» **Requirements**
Wherever the string "color" occurs in a line of these records, report that line.

--- begin Supplied information ---

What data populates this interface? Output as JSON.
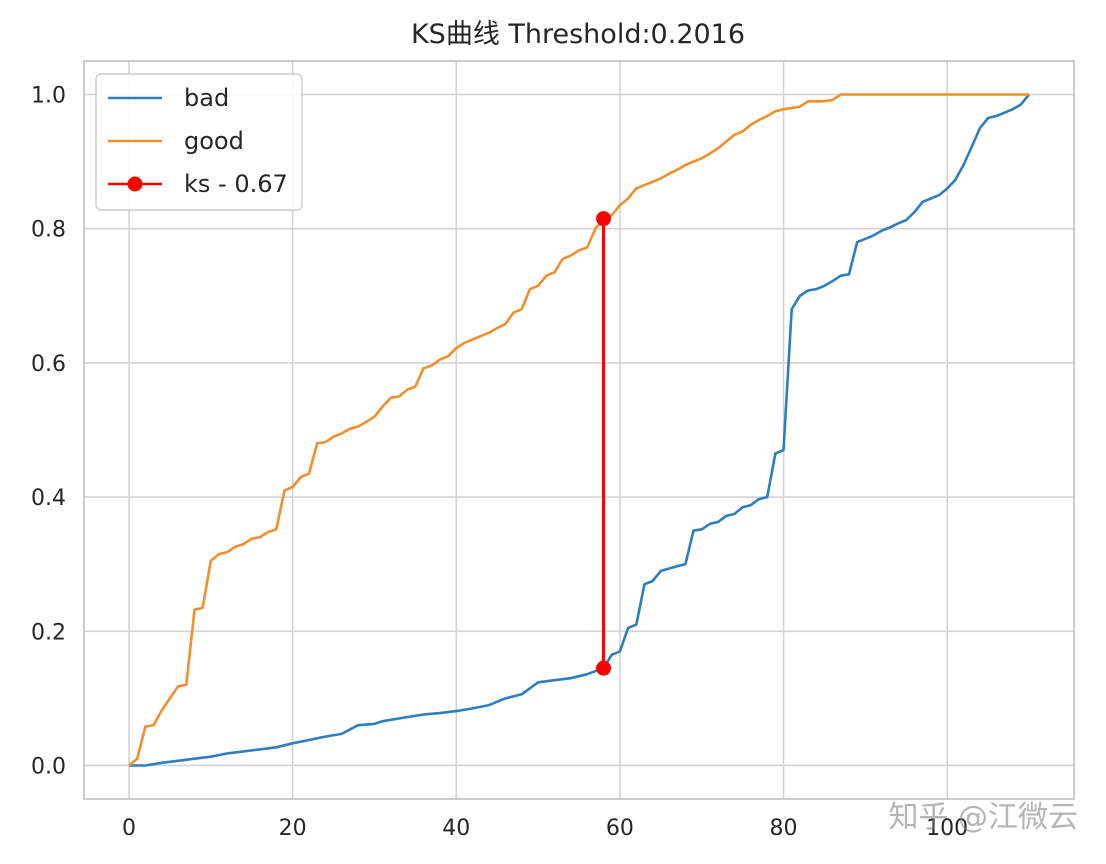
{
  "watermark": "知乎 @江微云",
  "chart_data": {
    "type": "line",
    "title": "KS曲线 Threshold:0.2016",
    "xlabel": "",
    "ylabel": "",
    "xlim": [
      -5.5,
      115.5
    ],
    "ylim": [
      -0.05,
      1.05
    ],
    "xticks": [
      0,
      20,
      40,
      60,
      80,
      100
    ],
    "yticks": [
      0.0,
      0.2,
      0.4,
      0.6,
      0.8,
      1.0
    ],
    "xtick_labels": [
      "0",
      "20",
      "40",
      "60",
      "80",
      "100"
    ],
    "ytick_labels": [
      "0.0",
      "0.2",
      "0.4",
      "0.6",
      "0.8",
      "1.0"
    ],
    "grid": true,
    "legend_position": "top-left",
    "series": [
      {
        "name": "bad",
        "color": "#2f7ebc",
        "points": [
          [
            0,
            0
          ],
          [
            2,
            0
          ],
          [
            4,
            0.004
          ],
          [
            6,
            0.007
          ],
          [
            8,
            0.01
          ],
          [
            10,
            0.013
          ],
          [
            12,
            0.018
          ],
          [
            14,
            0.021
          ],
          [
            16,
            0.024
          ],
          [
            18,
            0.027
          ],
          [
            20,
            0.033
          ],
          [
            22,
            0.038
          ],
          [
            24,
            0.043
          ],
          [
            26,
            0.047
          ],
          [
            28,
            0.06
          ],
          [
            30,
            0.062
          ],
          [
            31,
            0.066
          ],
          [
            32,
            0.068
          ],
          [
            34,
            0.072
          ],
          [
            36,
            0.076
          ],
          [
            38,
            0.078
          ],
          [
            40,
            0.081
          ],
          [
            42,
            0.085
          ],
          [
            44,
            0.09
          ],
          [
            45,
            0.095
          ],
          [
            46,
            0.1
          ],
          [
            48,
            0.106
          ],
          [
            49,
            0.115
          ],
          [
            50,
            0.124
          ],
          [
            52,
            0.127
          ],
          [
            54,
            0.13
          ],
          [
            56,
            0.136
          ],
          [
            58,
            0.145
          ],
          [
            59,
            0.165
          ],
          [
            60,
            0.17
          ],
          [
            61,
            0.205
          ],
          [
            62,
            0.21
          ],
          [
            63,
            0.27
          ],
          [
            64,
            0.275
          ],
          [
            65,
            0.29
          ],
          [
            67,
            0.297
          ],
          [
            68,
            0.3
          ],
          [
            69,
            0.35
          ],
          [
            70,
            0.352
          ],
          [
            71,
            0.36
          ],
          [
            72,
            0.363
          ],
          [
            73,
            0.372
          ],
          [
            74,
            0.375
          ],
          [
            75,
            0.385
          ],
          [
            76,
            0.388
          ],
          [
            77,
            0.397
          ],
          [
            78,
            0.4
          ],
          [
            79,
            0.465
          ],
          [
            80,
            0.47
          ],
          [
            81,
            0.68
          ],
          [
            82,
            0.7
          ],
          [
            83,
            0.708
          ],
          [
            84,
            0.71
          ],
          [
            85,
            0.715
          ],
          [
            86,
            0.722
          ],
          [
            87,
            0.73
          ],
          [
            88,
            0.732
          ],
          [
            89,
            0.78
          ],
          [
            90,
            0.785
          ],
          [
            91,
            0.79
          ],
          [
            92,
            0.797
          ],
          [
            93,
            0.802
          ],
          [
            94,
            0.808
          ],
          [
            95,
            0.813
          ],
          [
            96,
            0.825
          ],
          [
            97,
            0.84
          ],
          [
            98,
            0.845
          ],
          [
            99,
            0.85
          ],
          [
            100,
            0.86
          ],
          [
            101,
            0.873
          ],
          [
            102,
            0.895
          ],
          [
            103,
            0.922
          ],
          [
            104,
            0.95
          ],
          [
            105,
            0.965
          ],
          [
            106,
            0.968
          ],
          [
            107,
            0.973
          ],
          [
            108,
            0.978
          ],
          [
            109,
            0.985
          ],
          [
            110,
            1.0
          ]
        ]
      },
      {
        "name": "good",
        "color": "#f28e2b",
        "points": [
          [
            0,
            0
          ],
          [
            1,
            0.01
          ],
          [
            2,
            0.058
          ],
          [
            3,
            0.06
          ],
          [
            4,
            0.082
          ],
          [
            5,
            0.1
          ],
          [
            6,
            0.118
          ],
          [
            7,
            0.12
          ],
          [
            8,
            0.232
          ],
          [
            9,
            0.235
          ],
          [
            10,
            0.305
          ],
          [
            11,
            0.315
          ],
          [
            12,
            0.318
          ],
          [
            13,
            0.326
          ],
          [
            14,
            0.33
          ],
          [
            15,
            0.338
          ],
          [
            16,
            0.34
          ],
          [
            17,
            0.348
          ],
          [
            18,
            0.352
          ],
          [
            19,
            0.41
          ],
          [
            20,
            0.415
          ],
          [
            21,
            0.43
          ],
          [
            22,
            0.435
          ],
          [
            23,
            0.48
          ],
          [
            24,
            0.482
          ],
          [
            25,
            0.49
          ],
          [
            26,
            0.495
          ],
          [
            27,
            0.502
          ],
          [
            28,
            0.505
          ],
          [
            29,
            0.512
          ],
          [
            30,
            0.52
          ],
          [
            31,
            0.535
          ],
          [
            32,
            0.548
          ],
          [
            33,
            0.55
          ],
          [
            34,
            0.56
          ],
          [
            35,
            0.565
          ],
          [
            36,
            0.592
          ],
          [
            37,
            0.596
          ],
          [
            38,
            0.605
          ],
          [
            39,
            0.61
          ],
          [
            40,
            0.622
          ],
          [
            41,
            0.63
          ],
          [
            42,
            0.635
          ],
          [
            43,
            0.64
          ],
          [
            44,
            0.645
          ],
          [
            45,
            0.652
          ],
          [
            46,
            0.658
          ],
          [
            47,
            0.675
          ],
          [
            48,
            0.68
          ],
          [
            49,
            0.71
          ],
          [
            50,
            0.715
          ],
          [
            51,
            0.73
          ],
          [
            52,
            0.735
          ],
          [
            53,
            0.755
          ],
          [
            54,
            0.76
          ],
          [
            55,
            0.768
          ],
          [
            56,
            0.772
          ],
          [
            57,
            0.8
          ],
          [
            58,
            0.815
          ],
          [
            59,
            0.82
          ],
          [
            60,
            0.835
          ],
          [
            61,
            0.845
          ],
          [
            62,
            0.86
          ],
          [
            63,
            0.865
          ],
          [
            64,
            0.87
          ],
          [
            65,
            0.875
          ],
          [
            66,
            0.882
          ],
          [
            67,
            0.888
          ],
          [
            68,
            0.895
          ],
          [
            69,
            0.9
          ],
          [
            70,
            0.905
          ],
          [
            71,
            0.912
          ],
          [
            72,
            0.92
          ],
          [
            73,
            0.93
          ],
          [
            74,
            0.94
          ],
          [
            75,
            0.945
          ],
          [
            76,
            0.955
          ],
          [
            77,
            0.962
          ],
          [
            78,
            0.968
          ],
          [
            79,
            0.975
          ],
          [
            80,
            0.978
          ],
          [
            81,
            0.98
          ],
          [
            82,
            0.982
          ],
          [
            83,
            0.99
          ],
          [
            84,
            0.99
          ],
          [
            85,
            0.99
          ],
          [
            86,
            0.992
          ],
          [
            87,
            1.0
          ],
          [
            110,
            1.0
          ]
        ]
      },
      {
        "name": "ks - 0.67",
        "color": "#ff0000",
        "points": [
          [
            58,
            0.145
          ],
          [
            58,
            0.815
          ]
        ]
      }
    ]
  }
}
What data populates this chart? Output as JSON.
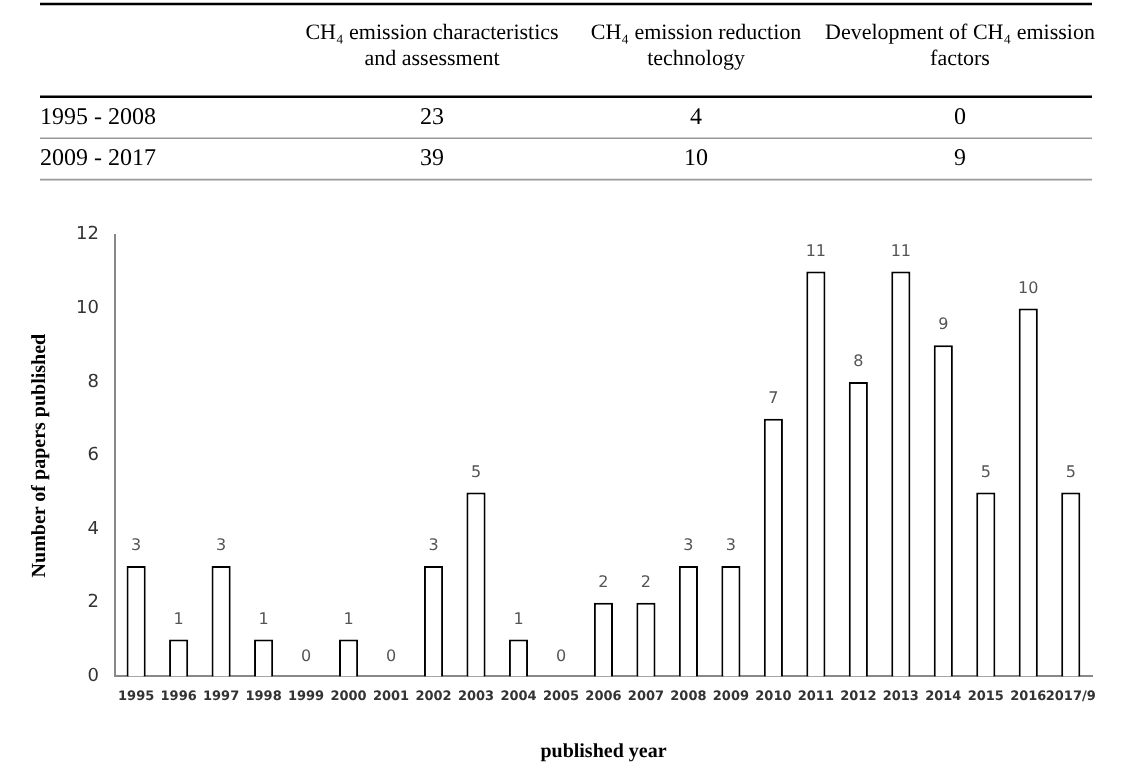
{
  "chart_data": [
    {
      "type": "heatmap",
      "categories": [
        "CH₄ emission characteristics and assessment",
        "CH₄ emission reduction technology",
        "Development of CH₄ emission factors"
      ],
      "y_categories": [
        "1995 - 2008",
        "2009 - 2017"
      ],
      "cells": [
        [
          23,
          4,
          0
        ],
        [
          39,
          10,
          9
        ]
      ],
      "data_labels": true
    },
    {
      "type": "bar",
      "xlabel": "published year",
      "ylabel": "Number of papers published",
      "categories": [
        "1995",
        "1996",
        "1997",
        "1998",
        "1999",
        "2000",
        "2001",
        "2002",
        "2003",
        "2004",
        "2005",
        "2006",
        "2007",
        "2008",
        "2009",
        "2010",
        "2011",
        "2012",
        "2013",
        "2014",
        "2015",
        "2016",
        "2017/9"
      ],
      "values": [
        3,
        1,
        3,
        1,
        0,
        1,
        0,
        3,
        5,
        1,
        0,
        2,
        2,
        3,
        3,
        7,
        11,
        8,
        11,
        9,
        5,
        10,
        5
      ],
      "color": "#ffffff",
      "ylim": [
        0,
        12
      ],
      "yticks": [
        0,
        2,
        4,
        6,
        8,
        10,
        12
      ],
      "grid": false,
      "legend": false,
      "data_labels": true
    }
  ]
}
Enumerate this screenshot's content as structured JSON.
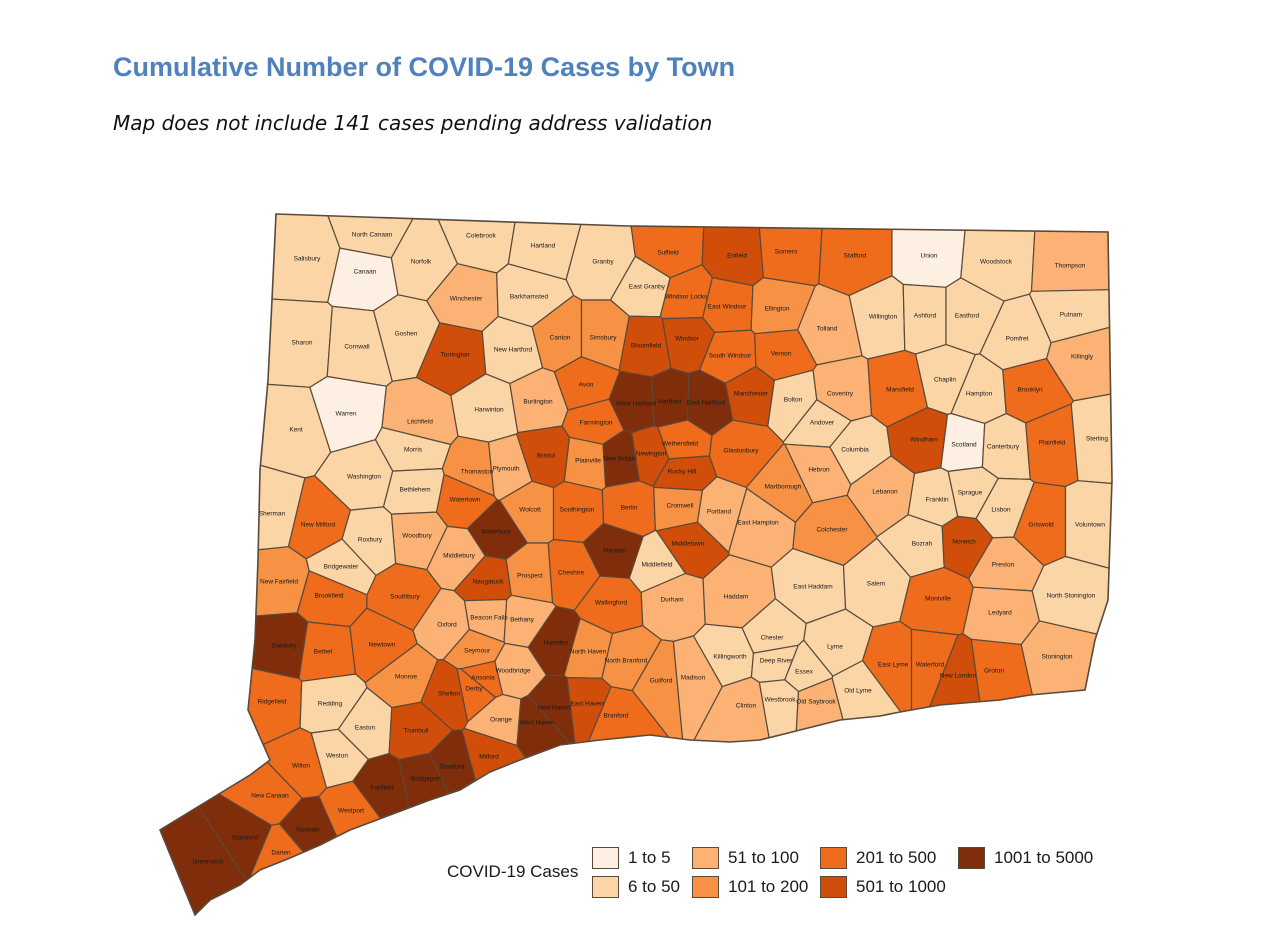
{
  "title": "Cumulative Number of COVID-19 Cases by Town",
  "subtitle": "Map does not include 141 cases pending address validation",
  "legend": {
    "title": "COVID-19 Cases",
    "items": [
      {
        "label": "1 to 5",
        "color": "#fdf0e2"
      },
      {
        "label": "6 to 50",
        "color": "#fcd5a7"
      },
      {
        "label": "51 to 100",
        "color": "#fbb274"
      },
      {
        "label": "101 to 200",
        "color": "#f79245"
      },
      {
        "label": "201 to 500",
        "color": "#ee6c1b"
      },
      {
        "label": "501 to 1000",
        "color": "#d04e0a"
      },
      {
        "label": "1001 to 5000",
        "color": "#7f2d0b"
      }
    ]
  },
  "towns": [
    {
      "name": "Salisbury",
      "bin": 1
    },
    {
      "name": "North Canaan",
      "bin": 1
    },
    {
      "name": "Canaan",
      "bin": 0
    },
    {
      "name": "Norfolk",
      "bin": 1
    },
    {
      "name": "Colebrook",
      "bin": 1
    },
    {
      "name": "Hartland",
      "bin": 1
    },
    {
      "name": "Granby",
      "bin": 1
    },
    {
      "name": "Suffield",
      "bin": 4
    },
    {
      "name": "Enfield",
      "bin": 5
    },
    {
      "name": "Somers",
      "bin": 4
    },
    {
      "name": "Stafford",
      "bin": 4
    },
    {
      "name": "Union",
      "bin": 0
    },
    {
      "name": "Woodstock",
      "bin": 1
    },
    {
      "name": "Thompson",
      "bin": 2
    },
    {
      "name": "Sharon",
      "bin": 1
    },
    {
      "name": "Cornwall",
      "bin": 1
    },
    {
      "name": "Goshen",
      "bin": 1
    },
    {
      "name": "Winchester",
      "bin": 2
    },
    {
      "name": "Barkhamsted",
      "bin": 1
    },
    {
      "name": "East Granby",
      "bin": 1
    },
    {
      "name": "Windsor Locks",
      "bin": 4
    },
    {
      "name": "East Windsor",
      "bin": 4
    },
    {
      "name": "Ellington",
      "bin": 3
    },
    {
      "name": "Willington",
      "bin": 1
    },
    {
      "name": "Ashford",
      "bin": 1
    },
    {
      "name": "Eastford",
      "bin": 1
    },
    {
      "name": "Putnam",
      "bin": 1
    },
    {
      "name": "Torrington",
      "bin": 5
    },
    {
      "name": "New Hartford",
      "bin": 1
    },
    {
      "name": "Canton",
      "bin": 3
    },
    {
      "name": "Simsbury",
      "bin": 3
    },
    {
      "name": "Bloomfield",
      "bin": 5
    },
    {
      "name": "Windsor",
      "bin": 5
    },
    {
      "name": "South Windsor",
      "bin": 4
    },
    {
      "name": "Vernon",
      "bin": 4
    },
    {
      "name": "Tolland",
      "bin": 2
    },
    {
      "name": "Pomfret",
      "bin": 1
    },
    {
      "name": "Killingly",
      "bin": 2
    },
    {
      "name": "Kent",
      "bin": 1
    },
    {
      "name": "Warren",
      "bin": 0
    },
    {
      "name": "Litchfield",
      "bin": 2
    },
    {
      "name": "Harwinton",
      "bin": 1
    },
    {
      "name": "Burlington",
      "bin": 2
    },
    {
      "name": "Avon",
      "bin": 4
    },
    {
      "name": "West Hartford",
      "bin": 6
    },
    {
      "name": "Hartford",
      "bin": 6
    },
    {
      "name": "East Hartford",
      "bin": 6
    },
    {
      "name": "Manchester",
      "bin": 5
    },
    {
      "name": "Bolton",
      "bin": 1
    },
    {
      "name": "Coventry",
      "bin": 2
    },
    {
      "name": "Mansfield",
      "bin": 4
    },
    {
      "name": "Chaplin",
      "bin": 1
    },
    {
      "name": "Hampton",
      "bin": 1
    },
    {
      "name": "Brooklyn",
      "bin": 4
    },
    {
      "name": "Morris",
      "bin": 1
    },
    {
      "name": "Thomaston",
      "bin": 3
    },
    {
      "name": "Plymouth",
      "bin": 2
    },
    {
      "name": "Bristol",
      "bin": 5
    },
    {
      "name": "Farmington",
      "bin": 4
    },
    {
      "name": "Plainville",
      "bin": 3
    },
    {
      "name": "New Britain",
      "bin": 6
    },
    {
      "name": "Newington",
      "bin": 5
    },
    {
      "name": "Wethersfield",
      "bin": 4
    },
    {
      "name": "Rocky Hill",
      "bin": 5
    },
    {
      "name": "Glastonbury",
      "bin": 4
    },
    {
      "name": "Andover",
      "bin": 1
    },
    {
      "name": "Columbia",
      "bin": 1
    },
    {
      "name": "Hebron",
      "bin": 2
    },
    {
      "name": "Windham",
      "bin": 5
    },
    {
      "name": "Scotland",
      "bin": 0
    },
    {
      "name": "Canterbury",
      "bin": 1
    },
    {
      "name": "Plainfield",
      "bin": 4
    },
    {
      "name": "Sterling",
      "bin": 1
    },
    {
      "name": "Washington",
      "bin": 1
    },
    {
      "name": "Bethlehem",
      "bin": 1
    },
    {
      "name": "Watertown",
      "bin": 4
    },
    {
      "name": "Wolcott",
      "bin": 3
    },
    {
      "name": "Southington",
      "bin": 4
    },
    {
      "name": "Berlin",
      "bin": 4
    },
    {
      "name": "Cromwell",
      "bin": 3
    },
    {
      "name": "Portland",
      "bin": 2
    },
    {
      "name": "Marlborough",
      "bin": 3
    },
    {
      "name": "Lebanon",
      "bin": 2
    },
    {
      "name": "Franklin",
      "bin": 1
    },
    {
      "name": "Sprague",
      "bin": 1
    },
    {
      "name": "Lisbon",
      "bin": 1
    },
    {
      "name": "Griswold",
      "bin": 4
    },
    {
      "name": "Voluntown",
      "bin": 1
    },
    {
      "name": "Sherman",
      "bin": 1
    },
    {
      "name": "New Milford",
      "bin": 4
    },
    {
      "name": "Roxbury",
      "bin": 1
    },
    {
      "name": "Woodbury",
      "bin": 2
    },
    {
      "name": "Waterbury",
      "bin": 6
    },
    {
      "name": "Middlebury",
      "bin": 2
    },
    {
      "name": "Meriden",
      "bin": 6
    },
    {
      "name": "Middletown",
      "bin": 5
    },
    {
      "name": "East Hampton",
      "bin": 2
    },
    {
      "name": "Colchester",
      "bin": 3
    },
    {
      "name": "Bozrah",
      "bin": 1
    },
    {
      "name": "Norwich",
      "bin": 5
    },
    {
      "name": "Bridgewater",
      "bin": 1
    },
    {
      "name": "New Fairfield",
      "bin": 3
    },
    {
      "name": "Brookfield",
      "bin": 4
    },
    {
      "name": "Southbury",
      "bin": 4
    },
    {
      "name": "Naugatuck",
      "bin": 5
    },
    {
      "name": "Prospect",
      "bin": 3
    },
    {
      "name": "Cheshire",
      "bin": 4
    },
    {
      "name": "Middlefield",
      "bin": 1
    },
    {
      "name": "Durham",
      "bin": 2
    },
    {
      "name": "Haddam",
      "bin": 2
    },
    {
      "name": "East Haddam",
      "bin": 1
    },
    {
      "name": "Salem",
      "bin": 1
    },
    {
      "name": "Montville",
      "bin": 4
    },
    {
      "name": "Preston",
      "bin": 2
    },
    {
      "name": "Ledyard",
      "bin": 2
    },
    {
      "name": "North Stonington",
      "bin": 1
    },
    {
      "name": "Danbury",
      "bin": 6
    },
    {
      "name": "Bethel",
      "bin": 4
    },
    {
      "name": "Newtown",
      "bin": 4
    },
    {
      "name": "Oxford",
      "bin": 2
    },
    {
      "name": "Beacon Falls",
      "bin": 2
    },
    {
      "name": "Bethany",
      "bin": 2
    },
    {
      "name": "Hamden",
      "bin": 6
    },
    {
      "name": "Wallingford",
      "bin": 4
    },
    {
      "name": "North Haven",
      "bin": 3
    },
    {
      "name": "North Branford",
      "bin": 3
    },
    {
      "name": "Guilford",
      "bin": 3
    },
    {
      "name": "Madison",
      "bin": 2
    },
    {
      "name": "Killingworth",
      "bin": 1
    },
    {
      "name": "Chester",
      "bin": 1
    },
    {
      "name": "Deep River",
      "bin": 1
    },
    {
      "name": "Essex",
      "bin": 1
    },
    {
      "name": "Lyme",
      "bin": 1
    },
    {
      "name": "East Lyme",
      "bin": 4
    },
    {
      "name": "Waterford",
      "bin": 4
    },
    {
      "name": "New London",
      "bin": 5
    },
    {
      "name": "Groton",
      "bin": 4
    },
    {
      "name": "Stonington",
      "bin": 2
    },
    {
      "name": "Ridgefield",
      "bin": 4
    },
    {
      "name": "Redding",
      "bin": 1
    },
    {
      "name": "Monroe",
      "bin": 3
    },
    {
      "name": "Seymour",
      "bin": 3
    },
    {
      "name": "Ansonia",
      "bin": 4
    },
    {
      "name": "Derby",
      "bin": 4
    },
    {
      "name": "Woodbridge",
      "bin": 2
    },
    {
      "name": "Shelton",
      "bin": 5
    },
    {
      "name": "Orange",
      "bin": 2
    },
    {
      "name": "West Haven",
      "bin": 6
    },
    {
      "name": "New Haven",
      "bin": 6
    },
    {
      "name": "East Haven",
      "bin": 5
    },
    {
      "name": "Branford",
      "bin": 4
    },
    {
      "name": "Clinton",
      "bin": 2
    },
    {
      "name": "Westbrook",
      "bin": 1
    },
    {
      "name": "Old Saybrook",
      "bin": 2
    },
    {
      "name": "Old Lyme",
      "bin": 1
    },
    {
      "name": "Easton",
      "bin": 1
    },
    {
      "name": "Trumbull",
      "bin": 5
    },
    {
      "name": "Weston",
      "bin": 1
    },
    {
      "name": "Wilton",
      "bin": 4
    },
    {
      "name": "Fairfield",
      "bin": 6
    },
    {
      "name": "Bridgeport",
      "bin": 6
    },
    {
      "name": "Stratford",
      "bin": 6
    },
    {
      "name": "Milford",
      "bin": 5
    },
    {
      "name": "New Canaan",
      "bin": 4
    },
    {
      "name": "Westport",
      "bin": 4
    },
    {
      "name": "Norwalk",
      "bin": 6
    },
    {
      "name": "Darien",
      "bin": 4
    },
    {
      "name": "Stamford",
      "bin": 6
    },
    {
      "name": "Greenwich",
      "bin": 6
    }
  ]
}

--- end Supplied information ---

» **Final answer**
        "color": "#2f7ebc",
        "color": "#f28e2b",
        "color": "#ff0000",
      "color": "#ffffff",
        "color": "#fdf0e2"
        "color": "#fcd5a7"
        "color": "#fbb274"
        "color": "#f79245"
        "color": "#ee6c1b"
        "color": "#d04e0a"
        "color": "#7f2d0b"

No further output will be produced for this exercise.